** start of MATERIAL SUPPLIED **

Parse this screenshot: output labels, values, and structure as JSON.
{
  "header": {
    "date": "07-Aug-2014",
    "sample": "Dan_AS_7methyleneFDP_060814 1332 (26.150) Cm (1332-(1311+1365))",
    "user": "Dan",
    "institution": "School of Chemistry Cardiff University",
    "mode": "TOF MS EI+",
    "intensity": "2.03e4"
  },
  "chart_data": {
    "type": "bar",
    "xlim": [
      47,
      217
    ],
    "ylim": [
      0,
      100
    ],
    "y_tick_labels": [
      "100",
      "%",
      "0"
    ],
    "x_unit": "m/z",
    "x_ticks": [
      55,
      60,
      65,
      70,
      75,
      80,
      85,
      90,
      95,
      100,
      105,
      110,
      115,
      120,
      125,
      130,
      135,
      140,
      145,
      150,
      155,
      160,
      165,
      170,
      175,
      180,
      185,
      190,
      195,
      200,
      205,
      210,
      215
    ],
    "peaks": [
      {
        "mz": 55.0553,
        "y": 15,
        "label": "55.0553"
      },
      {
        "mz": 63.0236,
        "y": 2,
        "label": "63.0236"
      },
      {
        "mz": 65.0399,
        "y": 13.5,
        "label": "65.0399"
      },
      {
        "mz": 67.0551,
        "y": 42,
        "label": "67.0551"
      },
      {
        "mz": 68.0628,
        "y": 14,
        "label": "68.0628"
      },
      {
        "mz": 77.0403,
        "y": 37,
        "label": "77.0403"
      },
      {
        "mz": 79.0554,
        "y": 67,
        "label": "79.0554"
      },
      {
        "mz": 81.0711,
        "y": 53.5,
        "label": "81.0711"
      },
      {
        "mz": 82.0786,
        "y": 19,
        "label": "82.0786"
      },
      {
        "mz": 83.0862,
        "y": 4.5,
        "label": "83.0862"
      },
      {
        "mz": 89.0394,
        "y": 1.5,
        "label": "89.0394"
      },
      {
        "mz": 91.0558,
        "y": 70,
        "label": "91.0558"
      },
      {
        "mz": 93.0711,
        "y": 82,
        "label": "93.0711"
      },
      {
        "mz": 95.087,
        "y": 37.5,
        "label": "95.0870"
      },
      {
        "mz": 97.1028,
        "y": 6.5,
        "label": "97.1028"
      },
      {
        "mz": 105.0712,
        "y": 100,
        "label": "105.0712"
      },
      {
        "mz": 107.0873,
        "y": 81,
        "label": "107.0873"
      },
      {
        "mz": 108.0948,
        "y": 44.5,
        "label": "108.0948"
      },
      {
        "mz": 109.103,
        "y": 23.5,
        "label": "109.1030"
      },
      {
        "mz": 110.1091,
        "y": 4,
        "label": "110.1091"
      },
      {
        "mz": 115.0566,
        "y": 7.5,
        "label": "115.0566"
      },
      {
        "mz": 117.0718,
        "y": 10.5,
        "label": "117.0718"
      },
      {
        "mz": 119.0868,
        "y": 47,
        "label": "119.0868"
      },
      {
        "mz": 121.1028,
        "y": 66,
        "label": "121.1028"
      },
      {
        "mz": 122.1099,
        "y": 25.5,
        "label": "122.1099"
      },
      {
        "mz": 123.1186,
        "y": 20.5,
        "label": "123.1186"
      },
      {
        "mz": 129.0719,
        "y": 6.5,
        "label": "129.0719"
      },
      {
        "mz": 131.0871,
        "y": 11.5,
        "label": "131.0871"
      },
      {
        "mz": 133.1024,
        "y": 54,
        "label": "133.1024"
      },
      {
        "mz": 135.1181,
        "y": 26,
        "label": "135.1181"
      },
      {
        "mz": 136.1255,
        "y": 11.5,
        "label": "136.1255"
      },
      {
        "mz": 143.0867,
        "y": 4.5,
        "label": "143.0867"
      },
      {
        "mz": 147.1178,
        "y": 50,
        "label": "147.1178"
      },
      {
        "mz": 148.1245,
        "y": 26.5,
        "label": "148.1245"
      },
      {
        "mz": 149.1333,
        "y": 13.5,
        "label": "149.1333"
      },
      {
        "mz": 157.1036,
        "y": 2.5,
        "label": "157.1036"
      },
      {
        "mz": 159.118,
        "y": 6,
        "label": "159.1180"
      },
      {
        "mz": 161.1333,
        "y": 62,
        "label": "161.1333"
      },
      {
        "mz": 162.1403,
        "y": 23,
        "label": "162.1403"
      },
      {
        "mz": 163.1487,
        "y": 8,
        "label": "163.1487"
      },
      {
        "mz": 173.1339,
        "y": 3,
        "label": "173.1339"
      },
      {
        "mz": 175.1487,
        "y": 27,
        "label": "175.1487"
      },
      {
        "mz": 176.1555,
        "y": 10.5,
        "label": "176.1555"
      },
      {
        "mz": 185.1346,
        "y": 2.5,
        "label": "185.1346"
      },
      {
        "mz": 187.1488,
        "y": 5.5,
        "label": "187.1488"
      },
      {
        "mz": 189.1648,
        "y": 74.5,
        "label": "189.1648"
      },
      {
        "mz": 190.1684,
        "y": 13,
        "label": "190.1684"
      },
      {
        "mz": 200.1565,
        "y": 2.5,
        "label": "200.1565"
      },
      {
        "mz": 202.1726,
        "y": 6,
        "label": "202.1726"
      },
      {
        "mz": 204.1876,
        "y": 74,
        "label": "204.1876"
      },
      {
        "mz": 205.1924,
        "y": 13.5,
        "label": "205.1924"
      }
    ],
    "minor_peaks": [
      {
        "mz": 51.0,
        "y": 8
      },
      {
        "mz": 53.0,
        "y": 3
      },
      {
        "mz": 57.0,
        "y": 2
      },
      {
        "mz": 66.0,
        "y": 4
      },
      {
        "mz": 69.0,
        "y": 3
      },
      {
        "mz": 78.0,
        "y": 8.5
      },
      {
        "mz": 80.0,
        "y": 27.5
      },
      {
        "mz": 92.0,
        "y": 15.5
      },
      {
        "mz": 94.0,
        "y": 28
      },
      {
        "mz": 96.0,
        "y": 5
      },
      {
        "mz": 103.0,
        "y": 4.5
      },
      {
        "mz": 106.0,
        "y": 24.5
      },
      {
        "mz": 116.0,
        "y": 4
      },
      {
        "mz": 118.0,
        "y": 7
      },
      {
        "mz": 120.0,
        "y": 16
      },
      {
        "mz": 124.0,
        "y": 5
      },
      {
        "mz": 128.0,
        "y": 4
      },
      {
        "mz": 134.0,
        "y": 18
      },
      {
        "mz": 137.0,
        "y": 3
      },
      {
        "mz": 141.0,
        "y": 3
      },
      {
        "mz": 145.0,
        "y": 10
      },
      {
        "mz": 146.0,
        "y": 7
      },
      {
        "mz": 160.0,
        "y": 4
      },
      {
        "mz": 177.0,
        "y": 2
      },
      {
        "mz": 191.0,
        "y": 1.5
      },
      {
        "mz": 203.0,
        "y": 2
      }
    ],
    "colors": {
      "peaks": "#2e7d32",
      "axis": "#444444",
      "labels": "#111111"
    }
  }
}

** end of MATERIAL SUPPLIED **

_INSTRUCTIONS FOR THE TASK_
Every line above should be retyped exactly as given.

_THE OUTPUT_
Parse this screenshot: output labels, values, and structure as JSON.
{
  "header": {
    "date": "07-Aug-2014",
    "sample": "Dan_AS_7methyleneFDP_060814 1332 (26.150) Cm (1332-(1311+1365))",
    "user": "Dan",
    "institution": "School of Chemistry Cardiff University",
    "mode": "TOF MS EI+",
    "intensity": "2.03e4"
  },
  "chart_data": {
    "type": "bar",
    "xlim": [
      47,
      217
    ],
    "ylim": [
      0,
      100
    ],
    "y_tick_labels": [
      "100",
      "%",
      "0"
    ],
    "x_unit": "m/z",
    "x_ticks": [
      55,
      60,
      65,
      70,
      75,
      80,
      85,
      90,
      95,
      100,
      105,
      110,
      115,
      120,
      125,
      130,
      135,
      140,
      145,
      150,
      155,
      160,
      165,
      170,
      175,
      180,
      185,
      190,
      195,
      200,
      205,
      210,
      215
    ],
    "peaks": [
      {
        "mz": 55.0553,
        "y": 15,
        "label": "55.0553"
      },
      {
        "mz": 63.0236,
        "y": 2,
        "label": "63.0236"
      },
      {
        "mz": 65.0399,
        "y": 13.5,
        "label": "65.0399"
      },
      {
        "mz": 67.0551,
        "y": 42,
        "label": "67.0551"
      },
      {
        "mz": 68.0628,
        "y": 14,
        "label": "68.0628"
      },
      {
        "mz": 77.0403,
        "y": 37,
        "label": "77.0403"
      },
      {
        "mz": 79.0554,
        "y": 67,
        "label": "79.0554"
      },
      {
        "mz": 81.0711,
        "y": 53.5,
        "label": "81.0711"
      },
      {
        "mz": 82.0786,
        "y": 19,
        "label": "82.0786"
      },
      {
        "mz": 83.0862,
        "y": 4.5,
        "label": "83.0862"
      },
      {
        "mz": 89.0394,
        "y": 1.5,
        "label": "89.0394"
      },
      {
        "mz": 91.0558,
        "y": 70,
        "label": "91.0558"
      },
      {
        "mz": 93.0711,
        "y": 82,
        "label": "93.0711"
      },
      {
        "mz": 95.087,
        "y": 37.5,
        "label": "95.0870"
      },
      {
        "mz": 97.1028,
        "y": 6.5,
        "label": "97.1028"
      },
      {
        "mz": 105.0712,
        "y": 100,
        "label": "105.0712"
      },
      {
        "mz": 107.0873,
        "y": 81,
        "label": "107.0873"
      },
      {
        "mz": 108.0948,
        "y": 44.5,
        "label": "108.0948"
      },
      {
        "mz": 109.103,
        "y": 23.5,
        "label": "109.1030"
      },
      {
        "mz": 110.1091,
        "y": 4,
        "label": "110.1091"
      },
      {
        "mz": 115.0566,
        "y": 7.5,
        "label": "115.0566"
      },
      {
        "mz": 117.0718,
        "y": 10.5,
        "label": "117.0718"
      },
      {
        "mz": 119.0868,
        "y": 47,
        "label": "119.0868"
      },
      {
        "mz": 121.1028,
        "y": 66,
        "label": "121.1028"
      },
      {
        "mz": 122.1099,
        "y": 25.5,
        "label": "122.1099"
      },
      {
        "mz": 123.1186,
        "y": 20.5,
        "label": "123.1186"
      },
      {
        "mz": 129.0719,
        "y": 6.5,
        "label": "129.0719"
      },
      {
        "mz": 131.0871,
        "y": 11.5,
        "label": "131.0871"
      },
      {
        "mz": 133.1024,
        "y": 54,
        "label": "133.1024"
      },
      {
        "mz": 135.1181,
        "y": 26,
        "label": "135.1181"
      },
      {
        "mz": 136.1255,
        "y": 11.5,
        "label": "136.1255"
      },
      {
        "mz": 143.0867,
        "y": 4.5,
        "label": "143.0867"
      },
      {
        "mz": 147.1178,
        "y": 50,
        "label": "147.1178"
      },
      {
        "mz": 148.1245,
        "y": 26.5,
        "label": "148.1245"
      },
      {
        "mz": 149.1333,
        "y": 13.5,
        "label": "149.1333"
      },
      {
        "mz": 157.1036,
        "y": 2.5,
        "label": "157.1036"
      },
      {
        "mz": 159.118,
        "y": 6,
        "label": "159.1180"
      },
      {
        "mz": 161.1333,
        "y": 62,
        "label": "161.1333"
      },
      {
        "mz": 162.1403,
        "y": 23,
        "label": "162.1403"
      },
      {
        "mz": 163.1487,
        "y": 8,
        "label": "163.1487"
      },
      {
        "mz": 173.1339,
        "y": 3,
        "label": "173.1339"
      },
      {
        "mz": 175.1487,
        "y": 27,
        "label": "175.1487"
      },
      {
        "mz": 176.1555,
        "y": 10.5,
        "label": "176.1555"
      },
      {
        "mz": 185.1346,
        "y": 2.5,
        "label": "185.1346"
      },
      {
        "mz": 187.1488,
        "y": 5.5,
        "label": "187.1488"
      },
      {
        "mz": 189.1648,
        "y": 74.5,
        "label": "189.1648"
      },
      {
        "mz": 190.1684,
        "y": 13,
        "label": "190.1684"
      },
      {
        "mz": 200.1565,
        "y": 2.5,
        "label": "200.1565"
      },
      {
        "mz": 202.1726,
        "y": 6,
        "label": "202.1726"
      },
      {
        "mz": 204.1876,
        "y": 74,
        "label": "204.1876"
      },
      {
        "mz": 205.1924,
        "y": 13.5,
        "label": "205.1924"
      }
    ],
    "minor_peaks": [
      {
        "mz": 51.0,
        "y": 8
      },
      {
        "mz": 53.0,
        "y": 3
      },
      {
        "mz": 57.0,
        "y": 2
      },
      {
        "mz": 66.0,
        "y": 4
      },
      {
        "mz": 69.0,
        "y": 3
      },
      {
        "mz": 78.0,
        "y": 8.5
      },
      {
        "mz": 80.0,
        "y": 27.5
      },
      {
        "mz": 92.0,
        "y": 15.5
      },
      {
        "mz": 94.0,
        "y": 28
      },
      {
        "mz": 96.0,
        "y": 5
      },
      {
        "mz": 103.0,
        "y": 4.5
      },
      {
        "mz": 106.0,
        "y": 24.5
      },
      {
        "mz": 116.0,
        "y": 4
      },
      {
        "mz": 118.0,
        "y": 7
      },
      {
        "mz": 120.0,
        "y": 16
      },
      {
        "mz": 124.0,
        "y": 5
      },
      {
        "mz": 128.0,
        "y": 4
      },
      {
        "mz": 134.0,
        "y": 18
      },
      {
        "mz": 137.0,
        "y": 3
      },
      {
        "mz": 141.0,
        "y": 3
      },
      {
        "mz": 145.0,
        "y": 10
      },
      {
        "mz": 146.0,
        "y": 7
      },
      {
        "mz": 160.0,
        "y": 4
      },
      {
        "mz": 177.0,
        "y": 2
      },
      {
        "mz": 191.0,
        "y": 1.5
      },
      {
        "mz": 203.0,
        "y": 2
      }
    ],
    "colors": {
      "peaks": "#2e7d32",
      "axis": "#444444",
      "labels": "#111111"
    }
  }
}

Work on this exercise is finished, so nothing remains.